**Materials provided**
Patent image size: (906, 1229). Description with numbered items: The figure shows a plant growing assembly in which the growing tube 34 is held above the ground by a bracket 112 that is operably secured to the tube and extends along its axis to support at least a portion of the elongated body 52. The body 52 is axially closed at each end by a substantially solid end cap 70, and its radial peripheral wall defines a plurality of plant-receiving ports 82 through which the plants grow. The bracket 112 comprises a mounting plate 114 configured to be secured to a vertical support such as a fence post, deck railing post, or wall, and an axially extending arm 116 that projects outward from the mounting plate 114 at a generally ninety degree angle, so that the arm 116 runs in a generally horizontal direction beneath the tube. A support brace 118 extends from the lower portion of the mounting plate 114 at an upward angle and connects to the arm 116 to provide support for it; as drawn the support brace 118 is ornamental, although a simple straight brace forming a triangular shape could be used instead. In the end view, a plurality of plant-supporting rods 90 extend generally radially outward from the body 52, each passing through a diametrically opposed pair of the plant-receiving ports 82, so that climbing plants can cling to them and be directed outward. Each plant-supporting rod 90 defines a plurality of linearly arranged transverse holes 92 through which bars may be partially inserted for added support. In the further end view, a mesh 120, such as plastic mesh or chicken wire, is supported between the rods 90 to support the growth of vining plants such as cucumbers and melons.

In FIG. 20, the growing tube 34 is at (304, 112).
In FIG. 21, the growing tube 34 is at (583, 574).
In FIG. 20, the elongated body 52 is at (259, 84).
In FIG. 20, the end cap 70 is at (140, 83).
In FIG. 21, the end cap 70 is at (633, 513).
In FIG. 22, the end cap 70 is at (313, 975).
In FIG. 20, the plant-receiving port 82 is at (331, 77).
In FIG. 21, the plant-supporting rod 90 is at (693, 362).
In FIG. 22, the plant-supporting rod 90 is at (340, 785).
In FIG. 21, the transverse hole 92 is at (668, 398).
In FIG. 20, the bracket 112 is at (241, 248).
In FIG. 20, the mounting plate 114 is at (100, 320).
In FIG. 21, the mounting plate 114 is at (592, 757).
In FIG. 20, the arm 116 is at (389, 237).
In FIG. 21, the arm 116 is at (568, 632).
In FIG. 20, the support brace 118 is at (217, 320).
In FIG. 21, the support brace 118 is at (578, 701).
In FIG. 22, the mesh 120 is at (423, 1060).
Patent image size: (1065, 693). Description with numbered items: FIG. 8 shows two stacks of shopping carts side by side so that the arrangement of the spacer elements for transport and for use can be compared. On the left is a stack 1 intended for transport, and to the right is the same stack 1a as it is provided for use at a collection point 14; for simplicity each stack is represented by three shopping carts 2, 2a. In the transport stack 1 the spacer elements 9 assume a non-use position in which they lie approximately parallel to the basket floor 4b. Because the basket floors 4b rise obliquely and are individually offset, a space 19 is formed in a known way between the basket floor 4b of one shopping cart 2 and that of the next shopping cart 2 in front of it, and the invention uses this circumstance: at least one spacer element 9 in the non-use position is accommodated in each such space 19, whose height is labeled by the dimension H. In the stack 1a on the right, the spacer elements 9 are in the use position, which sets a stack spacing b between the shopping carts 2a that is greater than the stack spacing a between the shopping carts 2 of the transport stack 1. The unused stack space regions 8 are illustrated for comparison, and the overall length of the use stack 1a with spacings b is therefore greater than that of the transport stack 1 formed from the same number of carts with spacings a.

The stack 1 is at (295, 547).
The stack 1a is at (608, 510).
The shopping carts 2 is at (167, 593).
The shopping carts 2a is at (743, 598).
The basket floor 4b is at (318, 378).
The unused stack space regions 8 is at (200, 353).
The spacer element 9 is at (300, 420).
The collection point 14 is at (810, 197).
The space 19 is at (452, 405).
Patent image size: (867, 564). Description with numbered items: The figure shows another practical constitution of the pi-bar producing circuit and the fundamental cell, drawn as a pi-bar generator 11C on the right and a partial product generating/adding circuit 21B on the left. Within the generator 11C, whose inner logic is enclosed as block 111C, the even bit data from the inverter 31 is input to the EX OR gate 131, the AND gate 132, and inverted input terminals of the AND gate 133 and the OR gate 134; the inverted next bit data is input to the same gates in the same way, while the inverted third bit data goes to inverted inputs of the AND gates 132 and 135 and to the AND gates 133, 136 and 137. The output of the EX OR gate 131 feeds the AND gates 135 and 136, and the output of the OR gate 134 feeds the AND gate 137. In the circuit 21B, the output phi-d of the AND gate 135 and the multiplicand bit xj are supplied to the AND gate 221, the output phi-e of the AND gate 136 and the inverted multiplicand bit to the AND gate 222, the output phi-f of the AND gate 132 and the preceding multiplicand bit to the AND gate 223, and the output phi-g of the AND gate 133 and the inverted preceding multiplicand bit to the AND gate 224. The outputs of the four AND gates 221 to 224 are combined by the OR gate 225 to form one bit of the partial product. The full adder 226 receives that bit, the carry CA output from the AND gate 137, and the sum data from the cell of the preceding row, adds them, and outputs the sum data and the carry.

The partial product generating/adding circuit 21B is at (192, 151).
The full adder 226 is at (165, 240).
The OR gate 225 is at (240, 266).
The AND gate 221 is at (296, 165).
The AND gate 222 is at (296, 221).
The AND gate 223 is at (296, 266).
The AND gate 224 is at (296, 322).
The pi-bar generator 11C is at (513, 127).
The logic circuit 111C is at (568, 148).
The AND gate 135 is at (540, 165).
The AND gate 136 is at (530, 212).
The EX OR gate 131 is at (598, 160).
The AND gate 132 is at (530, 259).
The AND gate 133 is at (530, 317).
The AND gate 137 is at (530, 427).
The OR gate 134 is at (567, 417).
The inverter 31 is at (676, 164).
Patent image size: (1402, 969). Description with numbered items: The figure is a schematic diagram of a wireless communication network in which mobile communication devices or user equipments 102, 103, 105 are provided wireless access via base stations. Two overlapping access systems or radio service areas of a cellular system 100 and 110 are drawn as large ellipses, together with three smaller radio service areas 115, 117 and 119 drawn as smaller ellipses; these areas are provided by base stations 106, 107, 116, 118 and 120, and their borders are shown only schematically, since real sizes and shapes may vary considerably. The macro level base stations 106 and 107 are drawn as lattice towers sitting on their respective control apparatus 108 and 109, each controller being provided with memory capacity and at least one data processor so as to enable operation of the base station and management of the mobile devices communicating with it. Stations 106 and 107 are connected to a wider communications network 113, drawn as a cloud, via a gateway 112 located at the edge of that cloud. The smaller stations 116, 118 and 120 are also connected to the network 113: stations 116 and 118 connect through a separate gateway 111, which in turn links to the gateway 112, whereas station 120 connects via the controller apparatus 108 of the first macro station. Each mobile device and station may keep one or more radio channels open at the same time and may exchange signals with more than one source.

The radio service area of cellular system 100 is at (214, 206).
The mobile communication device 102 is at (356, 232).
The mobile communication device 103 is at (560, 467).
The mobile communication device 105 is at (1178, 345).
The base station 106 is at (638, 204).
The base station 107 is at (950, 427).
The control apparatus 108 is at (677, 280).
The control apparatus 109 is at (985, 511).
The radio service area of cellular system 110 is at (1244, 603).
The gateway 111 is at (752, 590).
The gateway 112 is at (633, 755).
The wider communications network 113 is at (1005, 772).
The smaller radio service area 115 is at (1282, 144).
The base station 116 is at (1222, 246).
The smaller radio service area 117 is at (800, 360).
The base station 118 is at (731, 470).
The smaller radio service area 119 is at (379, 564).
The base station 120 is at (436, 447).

**Your goal**
Please render every line of the material above as a JSON list of strings, one string per line, leaving out the blank lines.

**Solution for this problem**
[
  "Patent image size: (906, 1229). Description with numbered items: The figure shows a plant growing assembly in which the growing tube 34 is held above the ground by a bracket 112 that is operably secured to the tube and extends along its axis to support at least a portion of the elongated body 52. The body 52 is axially closed at each end by a substantially solid end cap 70, and its radial peripheral wall defines a plurality of plant-receiving ports 82 through which the plants grow. The bracket 112 comprises a mounting plate 114 configured to be secured to a vertical support such as a fence post, deck railing post, or wall, and an axially extending arm 116 that projects outward from the mounting plate 114 at a generally ninety degree angle, so that the arm 116 runs in a generally horizontal direction beneath the tube. A support brace 118 extends from the lower portion of the mounting plate 114 at an upward angle and connects to the arm 116 to provide support for it; as drawn the support brace 118 is ornamental, although a simple straight brace forming a triangular shape could be used instead. In the end view, a plurality of plant-supporting rods 90 extend generally radially outward from the body 52, each passing through a diametrically opposed pair of the plant-receiving ports 82, so that climbing plants can cling to them and be directed outward. Each plant-supporting rod 90 defines a plurality of linearly arranged transverse holes 92 through which bars may be partially inserted for added support. In the further end view, a mesh 120, such as plastic mesh or chicken wire, is supported between the rods 90 to support the growth of vining plants such as cucumbers and melons.",
  "In FIG. 20, the growing tube 34 is at (304, 112).",
  "In FIG. 21, the growing tube 34 is at (583, 574).",
  "In FIG. 20, the elongated body 52 is at (259, 84).",
  "In FIG. 20, the end cap 70 is at (140, 83).",
  "In FIG. 21, the end cap 70 is at (633, 513).",
  "In FIG. 22, the end cap 70 is at (313, 975).",
  "In FIG. 20, the plant-receiving port 82 is at (331, 77).",
  "In FIG. 21, the plant-supporting rod 90 is at (693, 362).",
  "In FIG. 22, the plant-supporting rod 90 is at (340, 785).",
  "In FIG. 21, the transverse hole 92 is at (668, 398).",
  "In FIG. 20, the bracket 112 is at (241, 248).",
  "In FIG. 20, the mounting plate 114 is at (100, 320).",
  "In FIG. 21, the mounting plate 114 is at (592, 757).",
  "In FIG. 20, the arm 116 is at (389, 237).",
  "In FIG. 21, the arm 116 is at (568, 632).",
  "In FIG. 20, the support brace 118 is at (217, 320).",
  "In FIG. 21, the support brace 118 is at (578, 701).",
  "In FIG. 22, the mesh 120 is at (423, 1060).",
  "Patent image size: (1065, 693). Description with numbered items: FIG. 8 shows two stacks of shopping carts side by side so that the arrangement of the spacer elements for transport and for use can be compared. On the left is a stack 1 intended for transport, and to the right is the same stack 1a as it is provided for use at a collection point 14; for simplicity each stack is represented by three shopping carts 2, 2a. In the transport stack 1 the spacer elements 9 assume a non-use position in which they lie approximately parallel to the basket floor 4b. Because the basket floors 4b rise obliquely and are individually offset, a space 19 is formed in a known way between the basket floor 4b of one shopping cart 2 and that of the next shopping cart 2 in front of it, and the invention uses this circumstance: at least one spacer element 9 in the non-use position is accommodated in each such space 19, whose height is labeled by the dimension H. In the stack 1a on the right, the spacer elements 9 are in the use position, which sets a stack spacing b between the shopping carts 2a that is greater than the stack spacing a between the shopping carts 2 of the transport stack 1. The unused stack space regions 8 are illustrated for comparison, and the overall length of the use stack 1a with spacings b is therefore greater than that of the transport stack 1 formed from the same number of carts with spacings a.",
  "The stack 1 is at (295, 547).",
  "The stack 1a is at (608, 510).",
  "The shopping carts 2 is at (167, 593).",
  "The shopping carts 2a is at (743, 598).",
  "The basket floor 4b is at (318, 378).",
  "The unused stack space regions 8 is at (200, 353).",
  "The spacer element 9 is at (300, 420).",
  "The collection point 14 is at (810, 197).",
  "The space 19 is at (452, 405).",
  "Patent image size: (867, 564). Description with numbered items: The figure shows another practical constitution of the pi-bar producing circuit and the fundamental cell, drawn as a pi-bar generator 11C on the right and a partial product generating/adding circuit 21B on the left. Within the generator 11C, whose inner logic is enclosed as block 111C, the even bit data from the inverter 31 is input to the EX OR gate 131, the AND gate 132, and inverted input terminals of the AND gate 133 and the OR gate 134; the inverted next bit data is input to the same gates in the same way, while the inverted third bit data goes to inverted inputs of the AND gates 132 and 135 and to the AND gates 133, 136 and 137. The output of the EX OR gate 131 feeds the AND gates 135 and 136, and the output of the OR gate 134 feeds the AND gate 137. In the circuit 21B, the output phi-d of the AND gate 135 and the multiplicand bit xj are supplied to the AND gate 221, the output phi-e of the AND gate 136 and the inverted multiplicand bit to the AND gate 222, the output phi-f of the AND gate 132 and the preceding multiplicand bit to the AND gate 223, and the output phi-g of the AND gate 133 and the inverted preceding multiplicand bit to the AND gate 224. The outputs of the four AND gates 221 to 224 are combined by the OR gate 225 to form one bit of the partial product. The full adder 226 receives that bit, the carry CA output from the AND gate 137, and the sum data from the cell of the preceding row, adds them, and outputs the sum data and the carry.",
  "The partial product generating/adding circuit 21B is at (192, 151).",
  "The full adder 226 is at (165, 240).",
  "The OR gate 225 is at (240, 266).",
  "The AND gate 221 is at (296, 165).",
  "The AND gate 222 is at (296, 221).",
  "The AND gate 223 is at (296, 266).",
  "The AND gate 224 is at (296, 322).",
  "The pi-bar generator 11C is at (513, 127).",
  "The logic circuit 111C is at (568, 148).",
  "The AND gate 135 is at (540, 165).",
  "The AND gate 136 is at (530, 212).",
  "The EX OR gate 131 is at (598, 160).",
  "The AND gate 132 is at (530, 259).",
  "The AND gate 133 is at (530, 317).",
  "The AND gate 137 is at (530, 427).",
  "The OR gate 134 is at (567, 417).",
  "The inverter 31 is at (676, 164).",
  "Patent image size: (1402, 969). Description with numbered items: The figure is a schematic diagram of a wireless communication network in which mobile communication devices or user equipments 102, 103, 105 are provided wireless access via base stations. Two overlapping access systems or radio service areas of a cellular system 100 and 110 are drawn as large ellipses, together with three smaller radio service areas 115, 117 and 119 drawn as smaller ellipses; these areas are provided by base stations 106, 107, 116, 118 and 120, and their borders are shown only schematically, since real sizes and shapes may vary considerably. The macro level base stations 106 and 107 are drawn as lattice towers sitting on their respective control apparatus 108 and 109, each controller being provided with memory capacity and at least one data processor so as to enable operation of the base station and management of the mobile devices communicating with it. Stations 106 and 107 are connected to a wider communications network 113, drawn as a cloud, via a gateway 112 located at the edge of that cloud. The smaller stations 116, 118 and 120 are also connected to the network 113: stations 116 and 118 connect through a separate gateway 111, which in turn links to the gateway 112, whereas station 120 connects via the controller apparatus 108 of the first macro station. Each mobile device and station may keep one or more radio channels open at the same time and may exchange signals with more than one source.",
  "The radio service area of cellular system 100 is at (214, 206).",
  "The mobile communication device 102 is at (356, 232).",
  "The mobile communication device 103 is at (560, 467).",
  "The mobile communication device 105 is at (1178, 345).",
  "The base station 106 is at (638, 204).",
  "The base station 107 is at (950, 427).",
  "The control apparatus 108 is at (677, 280).",
  "The control apparatus 109 is at (985, 511).",
  "The radio service area of cellular system 110 is at (1244, 603).",
  "The gateway 111 is at (752, 590).",
  "The gateway 112 is at (633, 755).",
  "The wider communications network 113 is at (1005, 772).",
  "The smaller radio service area 115 is at (1282, 144).",
  "The base station 116 is at (1222, 246).",
  "The smaller radio service area 117 is at (800, 360).",
  "The base station 118 is at (731, 470).",
  "The smaller radio service area 119 is at (379, 564).",
  "The base station 120 is at (436, 447)."
]